#### [WHAT YOU SHOULD DO]
Your task is to print every entry below exactly as given.

[A block of data]

----

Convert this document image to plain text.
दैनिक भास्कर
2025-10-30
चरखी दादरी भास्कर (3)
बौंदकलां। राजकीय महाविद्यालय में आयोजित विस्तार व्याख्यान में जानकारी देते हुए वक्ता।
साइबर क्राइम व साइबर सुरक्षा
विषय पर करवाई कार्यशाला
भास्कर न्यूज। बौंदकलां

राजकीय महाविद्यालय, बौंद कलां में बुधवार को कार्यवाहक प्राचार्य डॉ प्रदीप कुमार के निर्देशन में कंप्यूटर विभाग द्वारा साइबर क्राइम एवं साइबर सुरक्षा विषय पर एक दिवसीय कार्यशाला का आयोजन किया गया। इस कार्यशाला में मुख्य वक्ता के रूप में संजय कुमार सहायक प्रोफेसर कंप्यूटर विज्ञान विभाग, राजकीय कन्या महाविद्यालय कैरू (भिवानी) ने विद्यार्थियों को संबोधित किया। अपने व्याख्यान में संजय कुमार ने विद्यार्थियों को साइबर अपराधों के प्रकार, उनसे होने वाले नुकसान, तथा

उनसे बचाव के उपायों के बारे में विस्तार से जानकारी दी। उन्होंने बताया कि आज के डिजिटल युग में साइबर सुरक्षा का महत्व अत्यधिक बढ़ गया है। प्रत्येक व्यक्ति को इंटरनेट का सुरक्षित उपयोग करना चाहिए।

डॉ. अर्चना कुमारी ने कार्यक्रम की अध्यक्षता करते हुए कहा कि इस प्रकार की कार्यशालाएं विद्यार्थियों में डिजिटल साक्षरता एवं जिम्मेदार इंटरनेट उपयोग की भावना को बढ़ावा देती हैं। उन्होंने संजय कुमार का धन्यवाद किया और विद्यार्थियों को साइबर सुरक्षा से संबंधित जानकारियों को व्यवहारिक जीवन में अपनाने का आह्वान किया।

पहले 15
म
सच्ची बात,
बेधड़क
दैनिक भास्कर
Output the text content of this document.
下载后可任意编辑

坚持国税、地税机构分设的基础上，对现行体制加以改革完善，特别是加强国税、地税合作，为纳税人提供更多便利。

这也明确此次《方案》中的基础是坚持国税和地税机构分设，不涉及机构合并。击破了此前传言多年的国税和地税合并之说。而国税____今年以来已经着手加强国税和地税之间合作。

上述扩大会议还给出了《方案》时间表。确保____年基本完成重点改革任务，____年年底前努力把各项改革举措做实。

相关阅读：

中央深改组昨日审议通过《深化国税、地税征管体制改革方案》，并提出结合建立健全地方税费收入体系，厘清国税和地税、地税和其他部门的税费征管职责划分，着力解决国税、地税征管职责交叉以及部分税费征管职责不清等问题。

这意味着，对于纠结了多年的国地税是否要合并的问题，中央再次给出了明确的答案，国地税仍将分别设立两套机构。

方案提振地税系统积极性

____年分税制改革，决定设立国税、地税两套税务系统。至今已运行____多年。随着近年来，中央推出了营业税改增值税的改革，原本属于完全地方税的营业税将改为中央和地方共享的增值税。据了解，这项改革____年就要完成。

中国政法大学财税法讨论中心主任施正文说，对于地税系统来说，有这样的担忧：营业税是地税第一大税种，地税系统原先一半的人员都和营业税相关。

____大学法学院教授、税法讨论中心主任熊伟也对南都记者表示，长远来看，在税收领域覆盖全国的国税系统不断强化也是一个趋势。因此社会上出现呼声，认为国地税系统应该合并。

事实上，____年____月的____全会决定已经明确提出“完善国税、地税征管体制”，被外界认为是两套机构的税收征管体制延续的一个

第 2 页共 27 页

----

#### [RESPONSE]
Convert this document image to plain text.
दैनिक भास्कर
2025-10-30
चरखी दादरी भास्कर (3)
बौंदकलां। राजकीय महाविद्यालय में आयोजित विस्तार व्याख्यान में जानकारी देते हुए वक्ता।
साइबर क्राइम व साइबर सुरक्षा
विषय पर करवाई कार्यशाला
भास्कर न्यूज। बौंदकलां

राजकीय महाविद्यालय, बौंद कलां में बुधवार को कार्यवाहक प्राचार्य डॉ प्रदीप कुमार के निर्देशन में कंप्यूटर विभाग द्वारा साइबर क्राइम एवं साइबर सुरक्षा विषय पर एक दिवसीय कार्यशाला का आयोजन किया गया। इस कार्यशाला में मुख्य वक्ता के रूप में संजय कुमार सहायक प्रोफेसर कंप्यूटर विज्ञान विभाग, राजकीय कन्या महाविद्यालय कैरू (भिवानी) ने विद्यार्थियों को संबोधित किया। अपने व्याख्यान में संजय कुमार ने विद्यार्थियों को साइबर अपराधों के प्रकार, उनसे होने वाले नुकसान, तथा

उनसे बचाव के उपायों के बारे में विस्तार से जानकारी दी। उन्होंने बताया कि आज के डिजिटल युग में साइबर सुरक्षा का महत्व अत्यधिक बढ़ गया है। प्रत्येक व्यक्ति को इंटरनेट का सुरक्षित उपयोग करना चाहिए।

डॉ. अर्चना कुमारी ने कार्यक्रम की अध्यक्षता करते हुए कहा कि इस प्रकार की कार्यशालाएं विद्यार्थियों में डिजिटल साक्षरता एवं जिम्मेदार इंटरनेट उपयोग की भावना को बढ़ावा देती हैं। उन्होंने संजय कुमार का धन्यवाद किया और विद्यार्थियों को साइबर सुरक्षा से संबंधित जानकारियों को व्यवहारिक जीवन में अपनाने का आह्वान किया।

पहले 15
म
सच्ची बात,
बेधड़क
दैनिक भास्कर
Output the text content of this document.
下载后可任意编辑

坚持国税、地税机构分设的基础上，对现行体制加以改革完善，特别是加强国税、地税合作，为纳税人提供更多便利。

这也明确此次《方案》中的基础是坚持国税和地税机构分设，不涉及机构合并。击破了此前传言多年的国税和地税合并之说。而国税____今年以来已经着手加强国税和地税之间合作。

上述扩大会议还给出了《方案》时间表。确保____年基本完成重点改革任务，____年年底前努力把各项改革举措做实。

相关阅读：

中央深改组昨日审议通过《深化国税、地税征管体制改革方案》，并提出结合建立健全地方税费收入体系，厘清国税和地税、地税和其他部门的税费征管职责划分，着力解决国税、地税征管职责交叉以及部分税费征管职责不清等问题。

这意味着，对于纠结了多年的国地税是否要合并的问题，中央再次给出了明确的答案，国地税仍将分别设立两套机构。

方案提振地税系统积极性

____年分税制改革，决定设立国税、地税两套税务系统。至今已运行____多年。随着近年来，中央推出了营业税改增值税的改革，原本属于完全地方税的营业税将改为中央和地方共享的增值税。据了解，这项改革____年就要完成。

中国政法大学财税法讨论中心主任施正文说，对于地税系统来说，有这样的担忧：营业税是地税第一大税种，地税系统原先一半的人员都和营业税相关。

____大学法学院教授、税法讨论中心主任熊伟也对南都记者表示，长远来看，在税收领域覆盖全国的国税系统不断强化也是一个趋势。因此社会上出现呼声，认为国地税系统应该合并。

事实上，____年____月的____全会决定已经明确提出“完善国税、地税征管体制”，被外界认为是两套机构的税收征管体制延续的一个

第 2 页共 27 页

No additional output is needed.